## REQUEST
Transcribe all of the material exactly, except for its pictures.

## RECORD LIST
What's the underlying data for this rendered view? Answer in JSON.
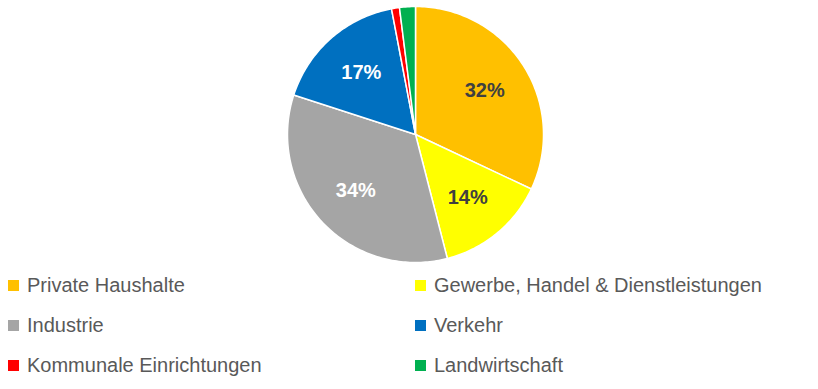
{
  "chart_data": {
    "type": "pie",
    "categories": [
      "Private Haushalte",
      "Gewerbe, Handel & Dienstleistungen",
      "Industrie",
      "Verkehr",
      "Kommunale Einrichtungen",
      "Landwirtschaft"
    ],
    "values": [
      32,
      14,
      34,
      17,
      1,
      2
    ],
    "colors": [
      "#FFC000",
      "#FFFF00",
      "#A5A5A5",
      "#0070C0",
      "#FF0000",
      "#00B050"
    ],
    "data_labels": true,
    "value_labels": [
      "32%",
      "14%",
      "34%",
      "17%",
      null,
      null
    ],
    "legend": "bottom"
  }
}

## EXPECTED ANSWER
What's the underlying data for this rendered view? Answer in JSON.
{
  "chart_data": {
    "type": "pie",
    "categories": [
      "Private Haushalte",
      "Gewerbe, Handel & Dienstleistungen",
      "Industrie",
      "Verkehr",
      "Kommunale Einrichtungen",
      "Landwirtschaft"
    ],
    "values": [
      32,
      14,
      34,
      17,
      1,
      2
    ],
    "colors": [
      "#FFC000",
      "#FFFF00",
      "#A5A5A5",
      "#0070C0",
      "#FF0000",
      "#00B050"
    ],
    "data_labels": true,
    "value_labels": [
      "32%",
      "14%",
      "34%",
      "17%",
      null,
      null
    ],
    "legend": "bottom"
  }
}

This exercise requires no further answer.